### Исходный фрагмент

«Забившись в кресло, похожий на цаплю, Хлебников пристально смотрел на меня, я отвечал ему тем же. Было нечто гипнотизирующее в этом напряженном молчании и в удивительно выразительных глазах моего собеседника. Я не помню, курил он или не курил. По всей вероятности — курил. Не нарушая молчания, мы не останавливали нашего разговора, главным образом — об искусстве, но иногда и на более широкие темы, до политики включительно. Однажды, заметив, что Хлебников закрыл глаза, я неслышно встал со стула, чтобы покинуть комнату, не разбудив его.
— Не прерывайте меня, — произнес вслух Хлебников, не открывая глаз, — поболтаем еще немного. Пожалуйста!
Время от времени наш бессловесный диалог превращался даже в спор, полный грозовой немоты, и окончился както раз, около пяти часов утра, подлинной немой ссорой. Хлебников выпрямился, вскочил с кресла и, взглянув на меня с ненавистью, сделал несколько шагов к двери. В качестве хозяина дома, вспомнив долг гостеприимства, я взял Хлебникова за плечо:
— Куда вы бежите в такой час, Велимир?
— Бегу! — оборвал он, упорствуя, но, придя в себя, снова утонул в кресле и в немоте.
Минут двадцать спустя, молчаливо, мы помирились».
[82]Анненков относился к чудачествам Хлебникова достаточно спокойно и никогда не поднимал его на смех. Однажды у него дома в Петербурге за обедом, воспользовавшись громкой болтовней и смехом гостей (их было человек двенадцать), Хлебников осторожно протянул руку к довольно далеко стоявшей от него тарелке с кильками, взял двумя пальцами одну из них за хвост и медленно проволок ее по скатерти до своей тарелки, оставив на скатерти влажную тропинку.
«Наступило общее молчание, — рассказывает Анненков, — все оглянулись на маневр Хлебникова.
— Почему же вы не попросили кого-нибудь придвинуть к вам тарелку с кильками? — спросил я у Хлебникова (конечно, без малейшего оттенка упрека).
— Нехоть тревожить, — произнес Хлебников потухшим голосом.
Снова раздался общий хохот. Но лицо Хлебникова было безнадежно грустным».

### Исходные данные

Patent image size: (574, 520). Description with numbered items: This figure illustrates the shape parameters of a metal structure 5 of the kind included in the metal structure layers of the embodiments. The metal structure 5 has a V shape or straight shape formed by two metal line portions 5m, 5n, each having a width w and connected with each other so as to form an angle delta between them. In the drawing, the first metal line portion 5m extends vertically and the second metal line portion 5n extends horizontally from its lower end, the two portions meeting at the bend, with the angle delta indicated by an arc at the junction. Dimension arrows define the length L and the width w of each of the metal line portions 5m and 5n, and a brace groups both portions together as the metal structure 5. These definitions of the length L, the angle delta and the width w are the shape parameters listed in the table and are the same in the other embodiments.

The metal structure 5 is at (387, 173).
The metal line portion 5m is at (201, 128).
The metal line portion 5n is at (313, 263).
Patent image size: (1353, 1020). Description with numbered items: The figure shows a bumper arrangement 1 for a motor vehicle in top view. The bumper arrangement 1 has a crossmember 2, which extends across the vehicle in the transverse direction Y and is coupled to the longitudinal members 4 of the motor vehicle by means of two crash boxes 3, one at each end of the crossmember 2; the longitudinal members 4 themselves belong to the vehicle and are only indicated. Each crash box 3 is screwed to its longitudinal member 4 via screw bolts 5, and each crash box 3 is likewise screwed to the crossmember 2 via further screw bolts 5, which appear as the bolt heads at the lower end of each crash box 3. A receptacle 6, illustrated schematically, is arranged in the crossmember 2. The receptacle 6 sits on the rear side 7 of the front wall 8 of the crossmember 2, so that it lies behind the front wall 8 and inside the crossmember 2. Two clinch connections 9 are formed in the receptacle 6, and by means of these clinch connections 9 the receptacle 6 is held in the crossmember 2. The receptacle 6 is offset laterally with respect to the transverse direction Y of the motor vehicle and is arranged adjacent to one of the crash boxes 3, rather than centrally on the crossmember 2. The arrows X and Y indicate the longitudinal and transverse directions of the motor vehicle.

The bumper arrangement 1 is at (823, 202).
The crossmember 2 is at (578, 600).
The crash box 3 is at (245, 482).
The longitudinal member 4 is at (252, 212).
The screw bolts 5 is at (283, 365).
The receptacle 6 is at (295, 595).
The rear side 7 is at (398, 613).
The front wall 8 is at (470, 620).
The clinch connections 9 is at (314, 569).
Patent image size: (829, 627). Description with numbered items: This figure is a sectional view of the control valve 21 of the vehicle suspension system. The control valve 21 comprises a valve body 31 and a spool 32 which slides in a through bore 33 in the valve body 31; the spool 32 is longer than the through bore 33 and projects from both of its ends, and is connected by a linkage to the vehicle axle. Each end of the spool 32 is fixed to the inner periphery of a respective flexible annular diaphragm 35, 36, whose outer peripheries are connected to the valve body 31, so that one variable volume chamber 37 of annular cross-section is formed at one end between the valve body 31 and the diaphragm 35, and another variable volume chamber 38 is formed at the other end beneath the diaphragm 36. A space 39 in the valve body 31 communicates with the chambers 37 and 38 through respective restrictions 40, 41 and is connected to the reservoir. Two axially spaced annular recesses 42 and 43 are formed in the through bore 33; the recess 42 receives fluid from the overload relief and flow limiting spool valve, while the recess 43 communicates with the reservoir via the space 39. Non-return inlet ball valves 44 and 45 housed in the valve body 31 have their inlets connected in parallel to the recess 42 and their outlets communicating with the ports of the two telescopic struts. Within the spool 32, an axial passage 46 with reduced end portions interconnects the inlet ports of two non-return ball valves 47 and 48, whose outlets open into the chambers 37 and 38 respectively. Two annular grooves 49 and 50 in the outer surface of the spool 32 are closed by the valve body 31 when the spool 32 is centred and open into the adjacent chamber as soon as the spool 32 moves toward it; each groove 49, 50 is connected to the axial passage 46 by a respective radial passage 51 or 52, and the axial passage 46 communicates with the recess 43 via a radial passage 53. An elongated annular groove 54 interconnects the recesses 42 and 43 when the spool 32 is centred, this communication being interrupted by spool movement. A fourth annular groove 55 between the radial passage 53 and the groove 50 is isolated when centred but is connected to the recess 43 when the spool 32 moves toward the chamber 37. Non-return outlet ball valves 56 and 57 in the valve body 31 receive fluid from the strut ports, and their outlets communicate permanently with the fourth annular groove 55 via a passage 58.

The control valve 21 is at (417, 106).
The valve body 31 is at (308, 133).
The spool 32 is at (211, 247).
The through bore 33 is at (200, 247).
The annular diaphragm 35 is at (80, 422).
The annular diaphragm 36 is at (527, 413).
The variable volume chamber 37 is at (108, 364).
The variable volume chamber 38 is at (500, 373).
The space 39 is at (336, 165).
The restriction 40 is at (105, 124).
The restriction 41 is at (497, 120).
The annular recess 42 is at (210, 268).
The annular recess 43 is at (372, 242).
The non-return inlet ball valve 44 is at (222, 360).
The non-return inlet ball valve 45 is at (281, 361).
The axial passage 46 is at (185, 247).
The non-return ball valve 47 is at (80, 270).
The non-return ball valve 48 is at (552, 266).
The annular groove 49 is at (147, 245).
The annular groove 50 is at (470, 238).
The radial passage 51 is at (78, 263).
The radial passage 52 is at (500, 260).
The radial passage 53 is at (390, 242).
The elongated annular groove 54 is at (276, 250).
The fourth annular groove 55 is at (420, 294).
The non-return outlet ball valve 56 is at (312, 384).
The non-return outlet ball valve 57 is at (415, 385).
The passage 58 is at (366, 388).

### Формулировка задания
Сколько гостей было на обеде у Анненкова в Петербурге, согласно исходному фрагменту?

### Ответ к заданию
Около двенадцати человек.